_Set task:_ Retype each entry below exactly as it stands.

_Data to use:_
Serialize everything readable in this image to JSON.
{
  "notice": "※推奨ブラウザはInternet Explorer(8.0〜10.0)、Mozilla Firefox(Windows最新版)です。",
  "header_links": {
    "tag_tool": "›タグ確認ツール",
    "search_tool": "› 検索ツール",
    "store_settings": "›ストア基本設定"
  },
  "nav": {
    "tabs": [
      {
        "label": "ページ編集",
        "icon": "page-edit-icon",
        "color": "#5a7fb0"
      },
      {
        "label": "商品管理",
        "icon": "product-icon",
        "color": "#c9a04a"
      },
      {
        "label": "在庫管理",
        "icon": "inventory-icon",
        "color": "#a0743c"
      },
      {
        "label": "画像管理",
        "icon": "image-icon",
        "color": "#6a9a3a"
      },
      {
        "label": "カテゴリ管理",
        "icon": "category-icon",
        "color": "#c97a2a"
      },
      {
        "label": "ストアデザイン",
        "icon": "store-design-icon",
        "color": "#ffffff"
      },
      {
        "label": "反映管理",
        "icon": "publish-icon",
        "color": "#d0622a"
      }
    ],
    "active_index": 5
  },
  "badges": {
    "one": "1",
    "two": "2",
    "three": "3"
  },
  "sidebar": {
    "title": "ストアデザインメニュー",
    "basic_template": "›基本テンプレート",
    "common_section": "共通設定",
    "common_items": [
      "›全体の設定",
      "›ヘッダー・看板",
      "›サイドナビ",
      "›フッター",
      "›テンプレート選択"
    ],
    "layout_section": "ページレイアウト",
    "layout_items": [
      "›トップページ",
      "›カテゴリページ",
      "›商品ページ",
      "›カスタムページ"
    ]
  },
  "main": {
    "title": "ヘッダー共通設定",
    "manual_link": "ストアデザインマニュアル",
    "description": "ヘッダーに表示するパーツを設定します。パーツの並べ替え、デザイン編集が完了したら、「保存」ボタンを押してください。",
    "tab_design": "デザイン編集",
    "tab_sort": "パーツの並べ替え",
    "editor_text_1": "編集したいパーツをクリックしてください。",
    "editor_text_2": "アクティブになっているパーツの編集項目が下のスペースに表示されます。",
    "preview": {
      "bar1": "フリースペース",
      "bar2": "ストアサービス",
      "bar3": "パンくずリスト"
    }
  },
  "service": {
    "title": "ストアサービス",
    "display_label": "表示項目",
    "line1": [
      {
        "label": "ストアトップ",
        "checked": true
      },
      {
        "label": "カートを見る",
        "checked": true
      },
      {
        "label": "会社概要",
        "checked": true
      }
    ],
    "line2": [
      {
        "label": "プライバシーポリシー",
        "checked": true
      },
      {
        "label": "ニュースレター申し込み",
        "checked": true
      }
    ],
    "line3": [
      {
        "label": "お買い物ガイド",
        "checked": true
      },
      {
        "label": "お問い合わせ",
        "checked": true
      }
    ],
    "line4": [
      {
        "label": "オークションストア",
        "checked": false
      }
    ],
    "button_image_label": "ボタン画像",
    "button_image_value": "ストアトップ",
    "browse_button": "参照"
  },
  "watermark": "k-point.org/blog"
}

_Written answer:_
Serialize everything readable in this image to JSON.
{
  "notice": "※推奨ブラウザはInternet Explorer(8.0〜10.0)、Mozilla Firefox(Windows最新版)です。",
  "header_links": {
    "tag_tool": "›タグ確認ツール",
    "search_tool": "› 検索ツール",
    "store_settings": "›ストア基本設定"
  },
  "nav": {
    "tabs": [
      {
        "label": "ページ編集",
        "icon": "page-edit-icon",
        "color": "#5a7fb0"
      },
      {
        "label": "商品管理",
        "icon": "product-icon",
        "color": "#c9a04a"
      },
      {
        "label": "在庫管理",
        "icon": "inventory-icon",
        "color": "#a0743c"
      },
      {
        "label": "画像管理",
        "icon": "image-icon",
        "color": "#6a9a3a"
      },
      {
        "label": "カテゴリ管理",
        "icon": "category-icon",
        "color": "#c97a2a"
      },
      {
        "label": "ストアデザイン",
        "icon": "store-design-icon",
        "color": "#ffffff"
      },
      {
        "label": "反映管理",
        "icon": "publish-icon",
        "color": "#d0622a"
      }
    ],
    "active_index": 5
  },
  "badges": {
    "one": "1",
    "two": "2",
    "three": "3"
  },
  "sidebar": {
    "title": "ストアデザインメニュー",
    "basic_template": "›基本テンプレート",
    "common_section": "共通設定",
    "common_items": [
      "›全体の設定",
      "›ヘッダー・看板",
      "›サイドナビ",
      "›フッター",
      "›テンプレート選択"
    ],
    "layout_section": "ページレイアウト",
    "layout_items": [
      "›トップページ",
      "›カテゴリページ",
      "›商品ページ",
      "›カスタムページ"
    ]
  },
  "main": {
    "title": "ヘッダー共通設定",
    "manual_link": "ストアデザインマニュアル",
    "description": "ヘッダーに表示するパーツを設定します。パーツの並べ替え、デザイン編集が完了したら、「保存」ボタンを押してください。",
    "tab_design": "デザイン編集",
    "tab_sort": "パーツの並べ替え",
    "editor_text_1": "編集したいパーツをクリックしてください。",
    "editor_text_2": "アクティブになっているパーツの編集項目が下のスペースに表示されます。",
    "preview": {
      "bar1": "フリースペース",
      "bar2": "ストアサービス",
      "bar3": "パンくずリスト"
    }
  },
  "service": {
    "title": "ストアサービス",
    "display_label": "表示項目",
    "line1": [
      {
        "label": "ストアトップ",
        "checked": true
      },
      {
        "label": "カートを見る",
        "checked": true
      },
      {
        "label": "会社概要",
        "checked": true
      }
    ],
    "line2": [
      {
        "label": "プライバシーポリシー",
        "checked": true
      },
      {
        "label": "ニュースレター申し込み",
        "checked": true
      }
    ],
    "line3": [
      {
        "label": "お買い物ガイド",
        "checked": true
      },
      {
        "label": "お問い合わせ",
        "checked": true
      }
    ],
    "line4": [
      {
        "label": "オークションストア",
        "checked": false
      }
    ],
    "button_image_label": "ボタン画像",
    "button_image_value": "ストアトップ",
    "browse_button": "参照"
  },
  "watermark": "k-point.org/blog"
}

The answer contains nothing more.